◆ **DIRECTIONS FOR THIS TASK**: Using the data below, copy every line that contains the word "várható".

□ □ □ □ □

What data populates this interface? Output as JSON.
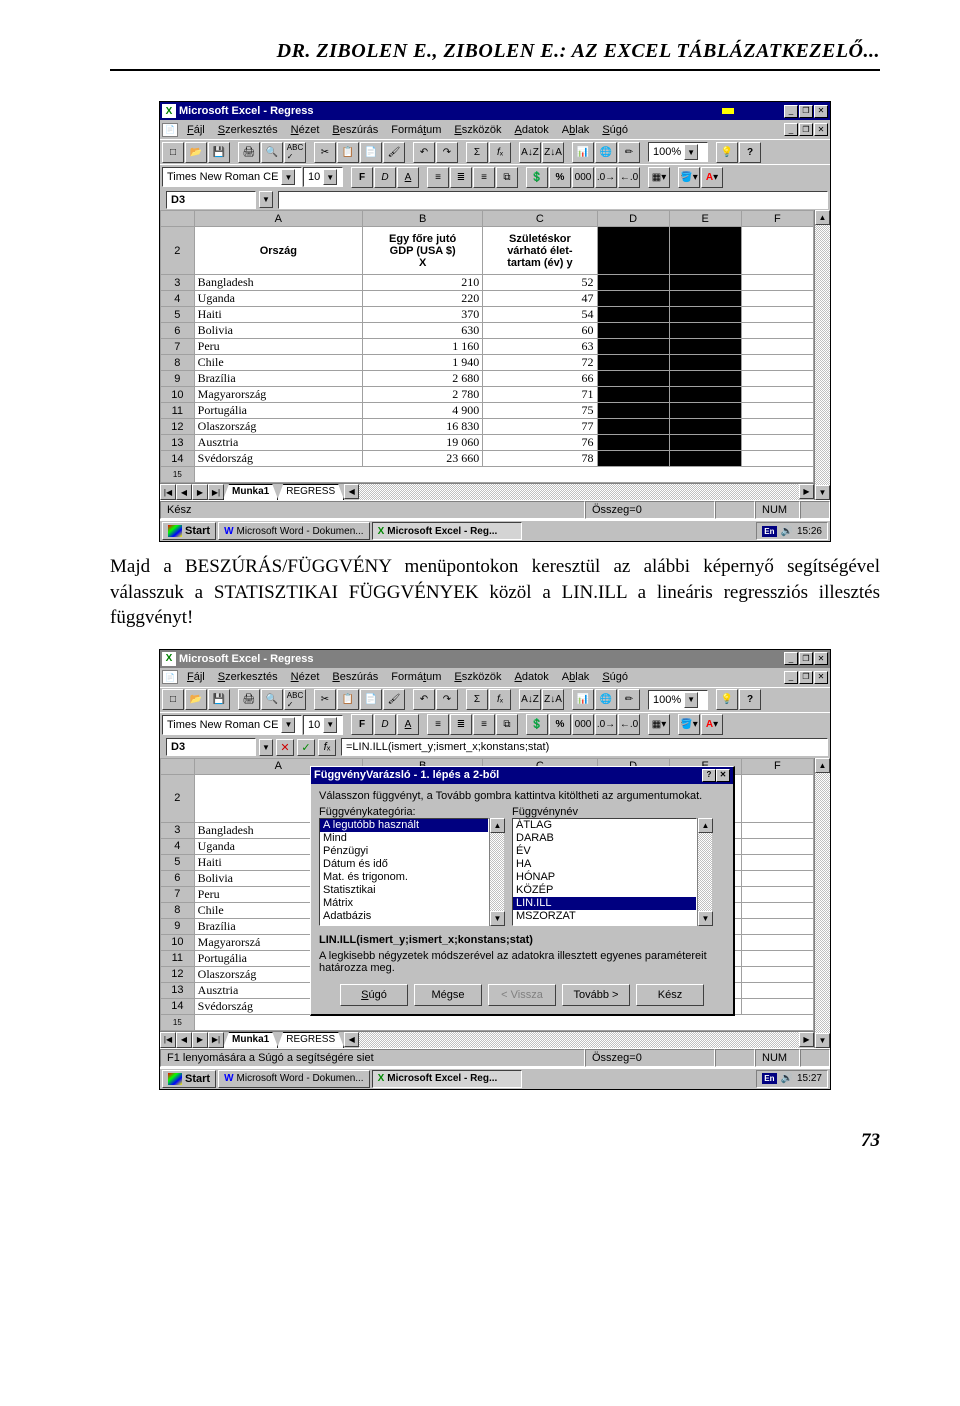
{
  "page": {
    "header": "DR. ZIBOLEN E., ZIBOLEN E.: AZ EXCEL TÁBLÁZATKEZELŐ...",
    "paragraph": "Majd a BESZÚRÁS/FÜGGVÉNY menüpontokon keresztül az alábbi képernyő segítségével válasszuk a STATISZTIKAI FÜGGVÉNYEK közöl a LIN.ILL a lineáris regressziós illesztés függvényt!",
    "pagenum": "73"
  },
  "chart_data": {
    "type": "table",
    "columns": [
      "Ország",
      "Egy főre jutó GDP (USA $) X",
      "Születéskor várható élettartam (év) y"
    ],
    "rows": [
      [
        "Bangladesh",
        210,
        52
      ],
      [
        "Uganda",
        220,
        47
      ],
      [
        "Haiti",
        370,
        54
      ],
      [
        "Bolivia",
        630,
        60
      ],
      [
        "Peru",
        "1 160",
        63
      ],
      [
        "Chile",
        "1 940",
        72
      ],
      [
        "Brazília",
        "2 680",
        66
      ],
      [
        "Magyarország",
        "2 780",
        71
      ],
      [
        "Portugália",
        "4 900",
        75
      ],
      [
        "Olaszország",
        "16 830",
        77
      ],
      [
        "Ausztria",
        "19 060",
        76
      ],
      [
        "Svédország",
        "23 660",
        78
      ]
    ]
  },
  "shot1": {
    "title": "Microsoft Excel - Regress",
    "menus": [
      "Fájl",
      "Szerkesztés",
      "Nézet",
      "Beszúrás",
      "Formátum",
      "Eszközök",
      "Adatok",
      "Ablak",
      "Súgó"
    ],
    "font": "Times New Roman CE",
    "fontsize": "10",
    "zoom": "100%",
    "namebox": "D3",
    "cols": [
      "A",
      "B",
      "C",
      "D",
      "E",
      "F"
    ],
    "row_start": 2,
    "h1": "Ország",
    "h2a": "Egy főre jutó",
    "h2b": "GDP (USA $)",
    "h2c": "X",
    "h3a": "Születéskor",
    "h3b": "várható élet-",
    "h3c": "tartam (év) y",
    "tabs": [
      "Munka1",
      "REGRESS"
    ],
    "status_left": "Kész",
    "status_sum": "Összeg=0",
    "status_num": "NUM",
    "task_word": "Microsoft Word - Dokumen...",
    "task_excel": "Microsoft Excel - Reg...",
    "start": "Start",
    "lang": "En",
    "clock": "15:26"
  },
  "shot2": {
    "title": "Microsoft Excel - Regress",
    "menus": [
      "Fájl",
      "Szerkesztés",
      "Nézet",
      "Beszúrás",
      "Formátum",
      "Eszközök",
      "Adatok",
      "Ablak",
      "Súgó"
    ],
    "font": "Times New Roman CE",
    "fontsize": "10",
    "zoom": "100%",
    "namebox": "D3",
    "formula": "=LIN.ILL(ismert_y;ismert_x;konstans;stat)",
    "cols": [
      "A",
      "B",
      "C",
      "D",
      "E",
      "F"
    ],
    "countries": [
      "Bangladesh",
      "Uganda",
      "Haiti",
      "Bolivia",
      "Peru",
      "Chile",
      "Brazília",
      "Magyarorszá",
      "Portugália",
      "Olaszország",
      "Ausztria",
      "Svédország"
    ],
    "dialog": {
      "title": "FüggvényVarázsló - 1. lépés a 2-ből",
      "intro": "Válasszon függvényt, a Tovább gombra kattintva kitöltheti az argumentumokat.",
      "cat_label": "Függvénykategória:",
      "name_label": "Függvénynév",
      "categories": [
        "A legutóbb használt",
        "Mind",
        "Pénzügyi",
        "Dátum és idő",
        "Mat. és trigonom.",
        "Statisztikai",
        "Mátrix",
        "Adatbázis"
      ],
      "names": [
        "ÁTLAG",
        "DARAB",
        "ÉV",
        "HA",
        "HÓNAP",
        "KÖZÉP",
        "LIN.ILL",
        "MSZORZAT"
      ],
      "signature": "LIN.ILL(ismert_y;ismert_x;konstans;stat)",
      "desc": "A legkisebb négyzetek módszerével az adatokra illesztett egyenes paramétereit határozza meg.",
      "btns": {
        "help": "Súgó",
        "cancel": "Mégse",
        "back": "< Vissza",
        "next": "Tovább >",
        "finish": "Kész"
      }
    },
    "tabs": [
      "Munka1",
      "REGRESS"
    ],
    "status_left": "F1 lenyomására a Súgó a segítségére siet",
    "status_sum": "Összeg=0",
    "status_num": "NUM",
    "task_word": "Microsoft Word - Dokumen...",
    "task_excel": "Microsoft Excel - Reg...",
    "start": "Start",
    "lang": "En",
    "clock": "15:27"
  }
}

□ □ □ □ □

◆ **COMPLETE ANSWER**:
      "Születéskor várható élettartam (év) y"
    "h3b": "várható élet-",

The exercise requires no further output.